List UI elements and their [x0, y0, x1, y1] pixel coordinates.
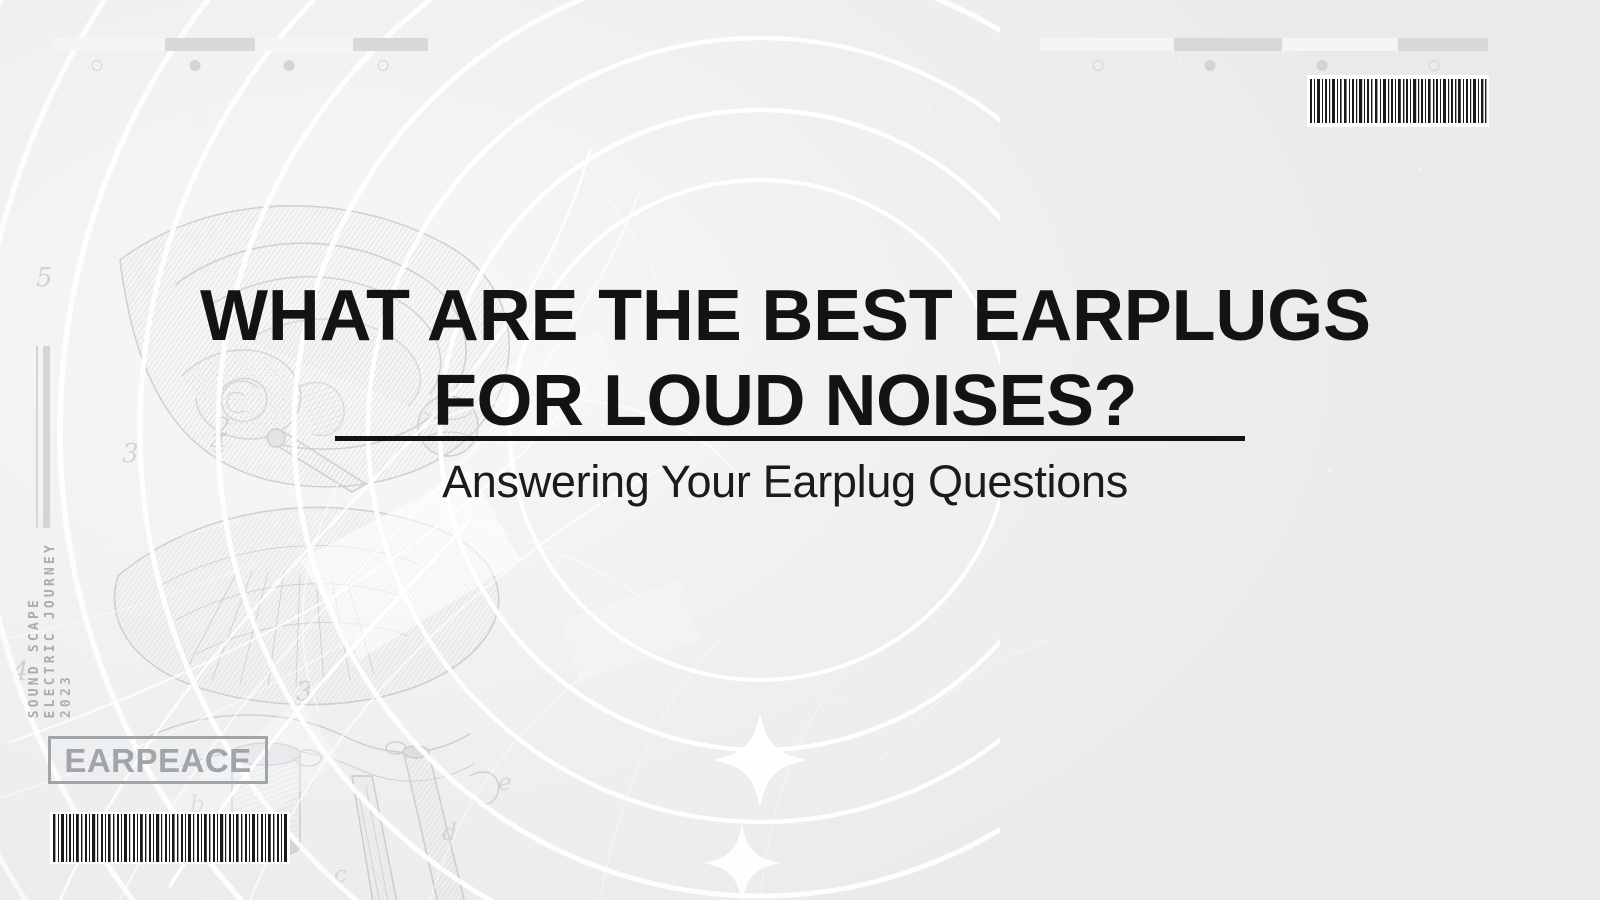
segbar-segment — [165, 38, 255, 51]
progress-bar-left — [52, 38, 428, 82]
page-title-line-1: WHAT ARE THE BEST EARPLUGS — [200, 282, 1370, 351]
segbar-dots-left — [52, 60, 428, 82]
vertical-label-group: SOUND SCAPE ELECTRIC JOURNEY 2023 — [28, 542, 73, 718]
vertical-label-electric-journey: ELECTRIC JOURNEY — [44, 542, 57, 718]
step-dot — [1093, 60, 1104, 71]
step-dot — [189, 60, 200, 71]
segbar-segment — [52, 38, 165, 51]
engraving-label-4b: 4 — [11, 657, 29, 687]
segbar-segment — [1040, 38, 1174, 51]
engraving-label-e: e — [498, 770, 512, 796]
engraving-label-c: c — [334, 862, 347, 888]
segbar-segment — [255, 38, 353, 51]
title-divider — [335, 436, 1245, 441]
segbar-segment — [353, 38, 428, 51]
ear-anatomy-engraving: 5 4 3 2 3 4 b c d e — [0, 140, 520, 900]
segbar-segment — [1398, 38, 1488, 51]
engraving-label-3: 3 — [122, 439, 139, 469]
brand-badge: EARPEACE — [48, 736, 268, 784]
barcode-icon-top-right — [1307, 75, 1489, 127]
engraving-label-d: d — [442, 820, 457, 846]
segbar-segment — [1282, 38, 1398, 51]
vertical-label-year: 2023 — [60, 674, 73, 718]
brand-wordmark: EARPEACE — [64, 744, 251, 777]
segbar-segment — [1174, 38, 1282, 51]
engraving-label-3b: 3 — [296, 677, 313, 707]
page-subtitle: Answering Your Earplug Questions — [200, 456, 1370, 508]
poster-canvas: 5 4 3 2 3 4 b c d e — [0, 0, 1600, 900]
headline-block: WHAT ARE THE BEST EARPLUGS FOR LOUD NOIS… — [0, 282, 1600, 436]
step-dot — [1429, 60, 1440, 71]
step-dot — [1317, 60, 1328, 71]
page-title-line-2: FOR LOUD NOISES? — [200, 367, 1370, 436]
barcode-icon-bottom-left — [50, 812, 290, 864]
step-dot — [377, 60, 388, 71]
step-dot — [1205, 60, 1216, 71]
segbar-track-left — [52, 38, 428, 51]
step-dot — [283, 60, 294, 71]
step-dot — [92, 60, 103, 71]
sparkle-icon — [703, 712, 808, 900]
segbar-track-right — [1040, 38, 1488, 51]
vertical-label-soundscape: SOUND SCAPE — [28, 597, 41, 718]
-------------------------
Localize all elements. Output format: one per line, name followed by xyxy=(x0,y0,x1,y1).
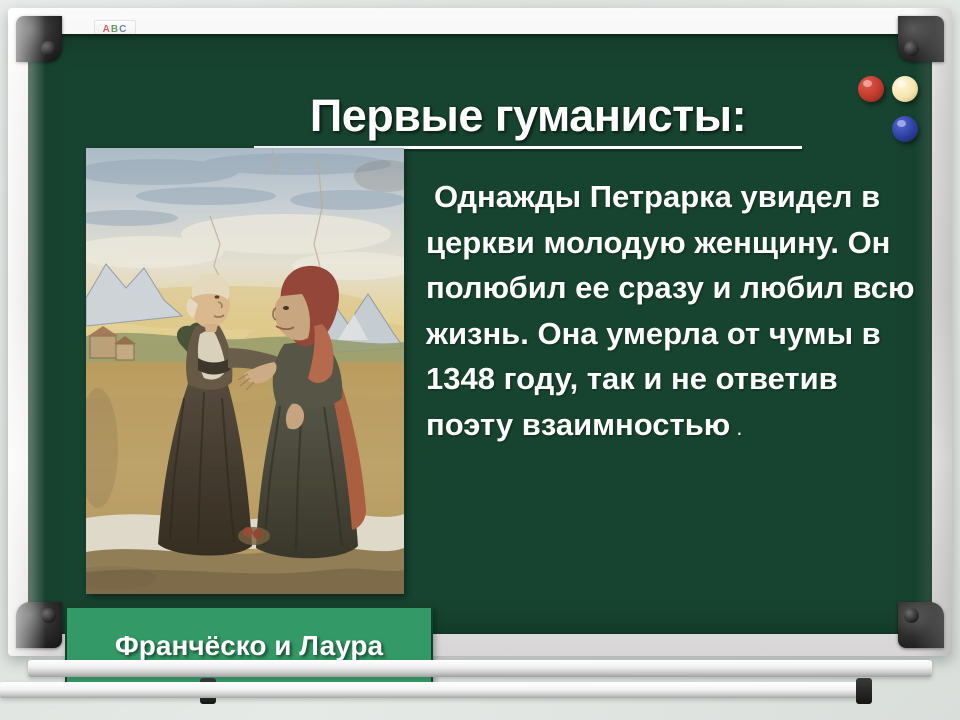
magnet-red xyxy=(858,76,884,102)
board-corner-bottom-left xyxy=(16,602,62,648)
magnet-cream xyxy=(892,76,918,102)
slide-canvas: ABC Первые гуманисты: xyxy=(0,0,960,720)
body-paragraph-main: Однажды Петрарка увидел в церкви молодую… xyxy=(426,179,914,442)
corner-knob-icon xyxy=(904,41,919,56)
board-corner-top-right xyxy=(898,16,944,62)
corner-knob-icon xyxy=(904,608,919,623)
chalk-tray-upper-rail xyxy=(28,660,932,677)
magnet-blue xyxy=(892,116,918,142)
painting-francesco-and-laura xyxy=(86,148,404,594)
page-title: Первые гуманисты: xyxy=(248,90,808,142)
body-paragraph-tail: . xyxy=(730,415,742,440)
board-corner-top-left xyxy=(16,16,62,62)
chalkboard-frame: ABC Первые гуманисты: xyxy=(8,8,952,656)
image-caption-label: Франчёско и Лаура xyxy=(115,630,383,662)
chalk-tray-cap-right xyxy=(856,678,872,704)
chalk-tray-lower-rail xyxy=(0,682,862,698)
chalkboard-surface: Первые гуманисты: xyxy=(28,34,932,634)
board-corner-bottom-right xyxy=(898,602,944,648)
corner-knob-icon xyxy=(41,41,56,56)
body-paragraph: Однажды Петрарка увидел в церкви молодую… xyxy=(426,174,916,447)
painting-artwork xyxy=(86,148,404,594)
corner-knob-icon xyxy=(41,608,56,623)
-------------------------
= What the task requires =
Copy the data word for word, starting at the line that contains "magnet-red xyxy=(858,76,884,102)" and ending at the line that contains "corner-knob-icon xyxy=(41,608,56,623)". Include both of those lines.

= Response to this task =
magnet-red xyxy=(858,76,884,102)
board-corner-bottom-left xyxy=(16,602,62,648)
magnet-cream xyxy=(892,76,918,102)
slide-canvas: ABC Первые гуманисты: xyxy=(0,0,960,720)
body-paragraph-main: Однажды Петрарка увидел в церкви молодую… xyxy=(426,179,914,442)
corner-knob-icon xyxy=(904,41,919,56)
board-corner-top-right xyxy=(898,16,944,62)
corner-knob-icon xyxy=(904,608,919,623)
chalk-tray-upper-rail xyxy=(28,660,932,677)
magnet-blue xyxy=(892,116,918,142)
painting-francesco-and-laura xyxy=(86,148,404,594)
page-title: Первые гуманисты: xyxy=(248,90,808,142)
body-paragraph-tail: . xyxy=(730,415,742,440)
board-corner-top-left xyxy=(16,16,62,62)
chalkboard-frame: ABC Первые гуманисты: xyxy=(8,8,952,656)
image-caption-label: Франчёско и Лаура xyxy=(115,630,383,662)
chalk-tray-cap-right xyxy=(856,678,872,704)
chalk-tray-lower-rail xyxy=(0,682,862,698)
chalkboard-surface: Первые гуманисты: xyxy=(28,34,932,634)
board-corner-bottom-right xyxy=(898,602,944,648)
corner-knob-icon xyxy=(41,41,56,56)
body-paragraph: Однажды Петрарка увидел в церкви молодую… xyxy=(426,174,916,447)
painting-artwork xyxy=(86,148,404,594)
corner-knob-icon xyxy=(41,608,56,623)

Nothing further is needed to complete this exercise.